--- begin Data rows ---

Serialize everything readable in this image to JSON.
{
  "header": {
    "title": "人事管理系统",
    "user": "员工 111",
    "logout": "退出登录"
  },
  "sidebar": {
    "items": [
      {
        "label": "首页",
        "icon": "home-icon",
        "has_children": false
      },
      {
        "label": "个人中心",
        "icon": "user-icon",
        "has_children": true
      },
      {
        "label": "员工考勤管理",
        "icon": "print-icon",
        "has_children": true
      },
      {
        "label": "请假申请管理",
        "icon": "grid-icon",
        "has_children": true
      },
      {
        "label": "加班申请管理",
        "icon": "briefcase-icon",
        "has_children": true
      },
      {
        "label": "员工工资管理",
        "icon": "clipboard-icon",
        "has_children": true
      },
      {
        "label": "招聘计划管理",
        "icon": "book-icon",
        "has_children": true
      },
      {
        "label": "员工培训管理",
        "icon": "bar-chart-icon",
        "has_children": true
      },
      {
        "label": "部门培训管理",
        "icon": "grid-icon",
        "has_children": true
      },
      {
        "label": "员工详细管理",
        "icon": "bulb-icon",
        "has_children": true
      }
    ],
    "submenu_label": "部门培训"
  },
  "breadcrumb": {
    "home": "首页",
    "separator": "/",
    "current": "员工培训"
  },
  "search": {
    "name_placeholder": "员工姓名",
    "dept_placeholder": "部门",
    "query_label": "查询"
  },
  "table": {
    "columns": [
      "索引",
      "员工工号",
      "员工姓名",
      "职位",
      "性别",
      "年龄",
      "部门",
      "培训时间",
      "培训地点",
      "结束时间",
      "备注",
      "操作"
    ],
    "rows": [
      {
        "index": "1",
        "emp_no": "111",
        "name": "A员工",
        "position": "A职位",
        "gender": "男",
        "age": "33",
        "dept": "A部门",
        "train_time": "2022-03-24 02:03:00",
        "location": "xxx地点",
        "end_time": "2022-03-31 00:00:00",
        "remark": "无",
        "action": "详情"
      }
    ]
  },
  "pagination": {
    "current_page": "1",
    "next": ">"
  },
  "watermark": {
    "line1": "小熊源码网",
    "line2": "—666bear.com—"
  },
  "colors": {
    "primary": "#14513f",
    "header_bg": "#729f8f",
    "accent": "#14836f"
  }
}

--- end Data rows ---

• _Task goal_:
Please output the complete data exactly.

• _Task response_:
Serialize everything readable in this image to JSON.
{
  "header": {
    "title": "人事管理系统",
    "user": "员工 111",
    "logout": "退出登录"
  },
  "sidebar": {
    "items": [
      {
        "label": "首页",
        "icon": "home-icon",
        "has_children": false
      },
      {
        "label": "个人中心",
        "icon": "user-icon",
        "has_children": true
      },
      {
        "label": "员工考勤管理",
        "icon": "print-icon",
        "has_children": true
      },
      {
        "label": "请假申请管理",
        "icon": "grid-icon",
        "has_children": true
      },
      {
        "label": "加班申请管理",
        "icon": "briefcase-icon",
        "has_children": true
      },
      {
        "label": "员工工资管理",
        "icon": "clipboard-icon",
        "has_children": true
      },
      {
        "label": "招聘计划管理",
        "icon": "book-icon",
        "has_children": true
      },
      {
        "label": "员工培训管理",
        "icon": "bar-chart-icon",
        "has_children": true
      },
      {
        "label": "部门培训管理",
        "icon": "grid-icon",
        "has_children": true
      },
      {
        "label": "员工详细管理",
        "icon": "bulb-icon",
        "has_children": true
      }
    ],
    "submenu_label": "部门培训"
  },
  "breadcrumb": {
    "home": "首页",
    "separator": "/",
    "current": "员工培训"
  },
  "search": {
    "name_placeholder": "员工姓名",
    "dept_placeholder": "部门",
    "query_label": "查询"
  },
  "table": {
    "columns": [
      "索引",
      "员工工号",
      "员工姓名",
      "职位",
      "性别",
      "年龄",
      "部门",
      "培训时间",
      "培训地点",
      "结束时间",
      "备注",
      "操作"
    ],
    "rows": [
      {
        "index": "1",
        "emp_no": "111",
        "name": "A员工",
        "position": "A职位",
        "gender": "男",
        "age": "33",
        "dept": "A部门",
        "train_time": "2022-03-24 02:03:00",
        "location": "xxx地点",
        "end_time": "2022-03-31 00:00:00",
        "remark": "无",
        "action": "详情"
      }
    ]
  },
  "pagination": {
    "current_page": "1",
    "next": ">"
  },
  "watermark": {
    "line1": "小熊源码网",
    "line2": "—666bear.com—"
  },
  "colors": {
    "primary": "#14513f",
    "header_bg": "#729f8f",
    "accent": "#14836f"
  }
}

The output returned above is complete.